What you need to do: Transcribe the data that follows precisely, omitting nothing.

Listed entries:
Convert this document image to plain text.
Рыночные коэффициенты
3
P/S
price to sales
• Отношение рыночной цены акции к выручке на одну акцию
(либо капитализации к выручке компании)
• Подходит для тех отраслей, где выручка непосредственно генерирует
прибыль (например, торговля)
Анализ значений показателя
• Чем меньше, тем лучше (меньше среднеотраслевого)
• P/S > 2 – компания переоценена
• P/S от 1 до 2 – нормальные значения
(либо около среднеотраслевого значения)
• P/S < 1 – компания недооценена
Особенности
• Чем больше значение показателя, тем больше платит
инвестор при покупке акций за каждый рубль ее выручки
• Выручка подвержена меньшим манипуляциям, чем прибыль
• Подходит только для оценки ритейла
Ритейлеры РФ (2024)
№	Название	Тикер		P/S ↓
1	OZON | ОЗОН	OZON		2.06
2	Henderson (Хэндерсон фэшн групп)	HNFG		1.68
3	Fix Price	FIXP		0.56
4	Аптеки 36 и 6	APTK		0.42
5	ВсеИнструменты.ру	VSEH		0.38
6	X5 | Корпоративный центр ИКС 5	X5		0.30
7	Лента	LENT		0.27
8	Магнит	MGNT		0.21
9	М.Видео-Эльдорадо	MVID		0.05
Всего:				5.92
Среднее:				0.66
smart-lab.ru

Result of this exercise:
Convert this document image to plain text.
Рыночные коэффициенты
3
P/S
price to sales
• Отношение рыночной цены акции к выручке на одну акцию
(либо капитализации к выручке компании)
• Подходит для тех отраслей, где выручка непосредственно генерирует
прибыль (например, торговля)
Анализ значений показателя
• Чем меньше, тем лучше (меньше среднеотраслевого)
• P/S > 2 – компания переоценена
• P/S от 1 до 2 – нормальные значения
(либо около среднеотраслевого значения)
• P/S < 1 – компания недооценена
Особенности
• Чем больше значение показателя, тем больше платит
инвестор при покупке акций за каждый рубль ее выручки
• Выручка подвержена меньшим манипуляциям, чем прибыль
• Подходит только для оценки ритейла
Ритейлеры РФ (2024)
№	Название	Тикер		P/S ↓
1	OZON | ОЗОН	OZON		2.06
2	Henderson (Хэндерсон фэшн групп)	HNFG		1.68
3	Fix Price	FIXP		0.56
4	Аптеки 36 и 6	APTK		0.42
5	ВсеИнструменты.ру	VSEH		0.38
6	X5 | Корпоративный центр ИКС 5	X5		0.30
7	Лента	LENT		0.27
8	Магнит	MGNT		0.21
9	М.Видео-Эльдорадо	MVID		0.05
Всего:				5.92
Среднее:				0.66
smart-lab.ru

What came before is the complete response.